TASK STATEMENT >> Could you restate the whole listing below word for word, minus the pictures?

RECORDS SHOWN >>
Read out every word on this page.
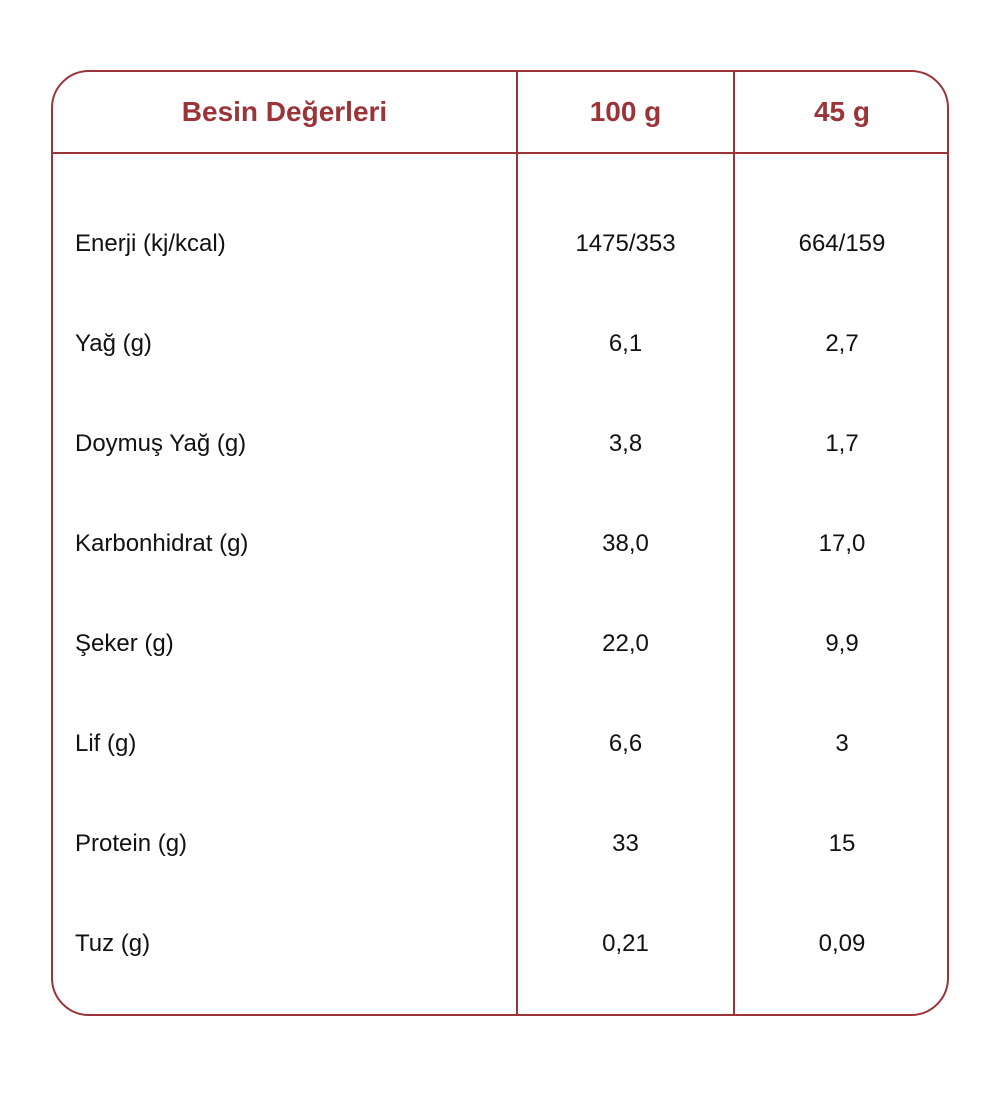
Besin Değerleri	100 g	45 g
Enerji (kj/kcal)	1475/353	664/159
Yağ (g)	6,1	2,7
Doymuş Yağ (g)	3,8	1,7
Karbonhidrat (g)	38,0	17,0
Şeker (g)	22,0	9,9
Lif (g)	6,6	3
Protein (g)	33	15
Tuz (g)	0,21	0,09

EXERCISE RESULT >>
Read out every word on this page.
Besin Değerleri	100 g	45 g
Enerji (kj/kcal)	1475/353	664/159
Yağ (g)	6,1	2,7
Doymuş Yağ (g)	3,8	1,7
Karbonhidrat (g)	38,0	17,0
Şeker (g)	22,0	9,9
Lif (g)	6,6	3
Protein (g)	33	15
Tuz (g)	0,21	0,09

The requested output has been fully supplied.